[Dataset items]
______________________________

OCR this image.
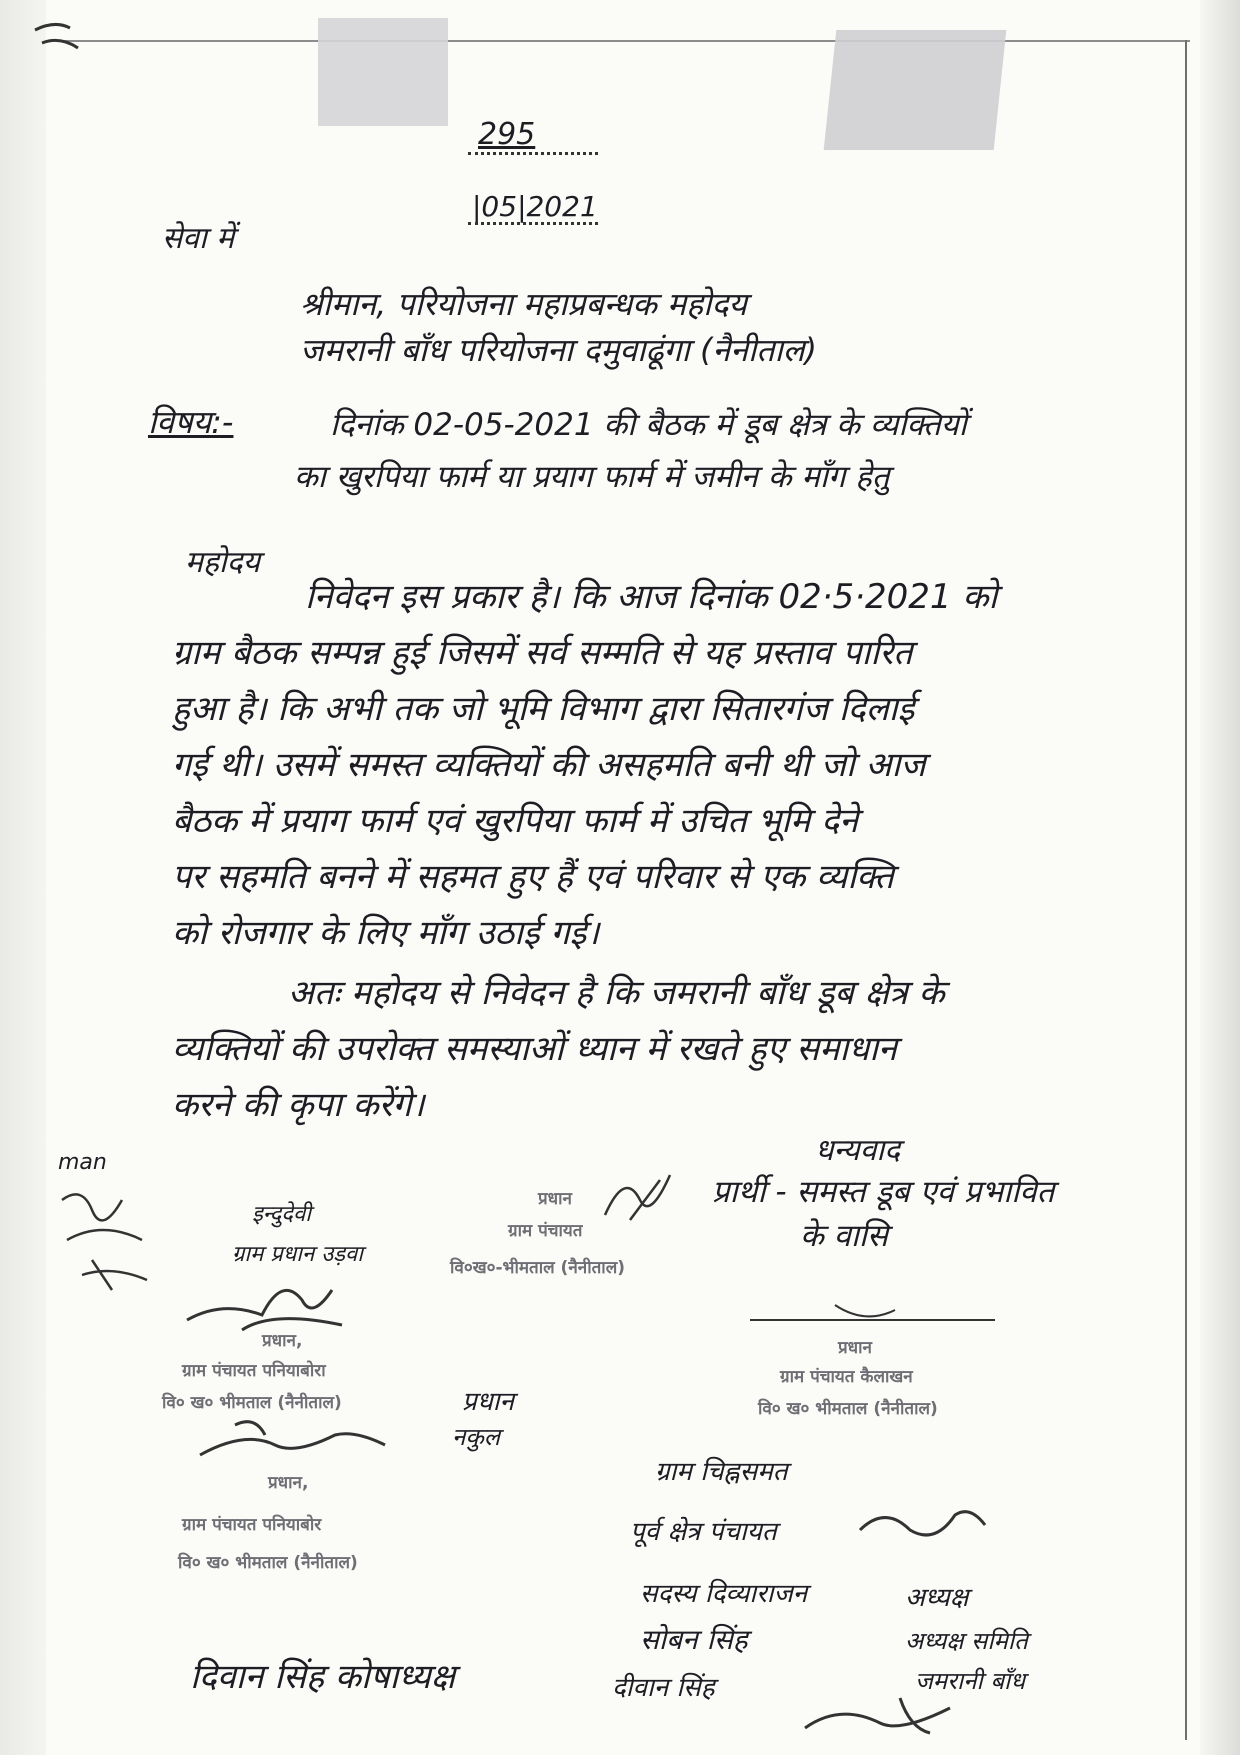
295
|05|2021
सेवा में
श्रीमान, परियोजना महाप्रबन्धक महोदय
जमरानी बाँध परियोजना दमुवाढूंगा (नैनीताल)
विषय:-	दिनांक 02-05-2021 की बैठक में डूब क्षेत्र के व्यक्तियों
का खुरपिया फार्म या प्रयाग फार्म में जमीन के माँग हेतु
महोदय
निवेदन इस प्रकार है। कि आज दिनांक 02·5·2021 को
ग्राम बैठक सम्पन्न हुई जिसमें सर्व सम्मति से यह प्रस्ताव पारित
हुआ है। कि अभी तक जो भूमि विभाग द्वारा सितारगंज दिलाई
गई थी। उसमें समस्त व्यक्तियों की असहमति बनी थी जो आज
बैठक में प्रयाग फार्म एवं खुरपिया फार्म में उचित भूमि देने
पर सहमति बनने में सहमत हुए हैं एवं परिवार से एक व्यक्ति
को रोजगार के लिए माँग उठाई गई।
अतः महोदय से निवेदन है कि जमरानी बाँध डूब क्षेत्र के
व्यक्तियों की उपरोक्त समस्याओं ध्यान में रखते हुए समाधान
करने की कृपा करेंगे।
धन्यवाद
man
प्रार्थी - समस्त डूब एवं प्रभावित
के वासि
प्रधान
ग्राम पंचायत
वि०ख०-भीमताल (नैनीताल)
इन्दुदेवी
ग्राम प्रधान उड़वा
प्रधान,
ग्राम पंचायत पनियाबोरा
वि० ख० भीमताल (नैनीताल)	प्रधान
नकुल
प्रधान
ग्राम पंचायत कैलाखन
वि० ख० भीमताल (नैनीताल)
प्रधान,
ग्राम पंचायत पनियाबोर
वि० ख० भीमताल (नैनीताल)
ग्राम चिह्नसमत
पूर्व क्षेत्र पंचायत
सदस्य दिव्याराजन	अध्यक्ष
सोबन सिंह	अध्यक्ष समिति
जमरानी बाँध
दिवान सिंह कोषाध्यक्ष	दीवान सिंह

______________________________

The records above are to be quoted exactly, with all pictures left out.

OCR this image.
295
|05|2021
सेवा में
श्रीमान, परियोजना महाप्रबन्धक महोदय
जमरानी बाँध परियोजना दमुवाढूंगा (नैनीताल)
विषय:-	दिनांक 02-05-2021 की बैठक में डूब क्षेत्र के व्यक्तियों
का खुरपिया फार्म या प्रयाग फार्म में जमीन के माँग हेतु
महोदय
निवेदन इस प्रकार है। कि आज दिनांक 02·5·2021 को
ग्राम बैठक सम्पन्न हुई जिसमें सर्व सम्मति से यह प्रस्ताव पारित
हुआ है। कि अभी तक जो भूमि विभाग द्वारा सितारगंज दिलाई
गई थी। उसमें समस्त व्यक्तियों की असहमति बनी थी जो आज
बैठक में प्रयाग फार्म एवं खुरपिया फार्म में उचित भूमि देने
पर सहमति बनने में सहमत हुए हैं एवं परिवार से एक व्यक्ति
को रोजगार के लिए माँग उठाई गई।
अतः महोदय से निवेदन है कि जमरानी बाँध डूब क्षेत्र के
व्यक्तियों की उपरोक्त समस्याओं ध्यान में रखते हुए समाधान
करने की कृपा करेंगे।
धन्यवाद
man
प्रार्थी - समस्त डूब एवं प्रभावित
के वासि
प्रधान
ग्राम पंचायत
वि०ख०-भीमताल (नैनीताल)
इन्दुदेवी
ग्राम प्रधान उड़वा
प्रधान,
ग्राम पंचायत पनियाबोरा
वि० ख० भीमताल (नैनीताल)	प्रधान
नकुल
प्रधान
ग्राम पंचायत कैलाखन
वि० ख० भीमताल (नैनीताल)
प्रधान,
ग्राम पंचायत पनियाबोर
वि० ख० भीमताल (नैनीताल)
ग्राम चिह्नसमत
पूर्व क्षेत्र पंचायत
सदस्य दिव्याराजन	अध्यक्ष
सोबन सिंह	अध्यक्ष समिति
जमरानी बाँध
दिवान सिंह कोषाध्यक्ष	दीवान सिंह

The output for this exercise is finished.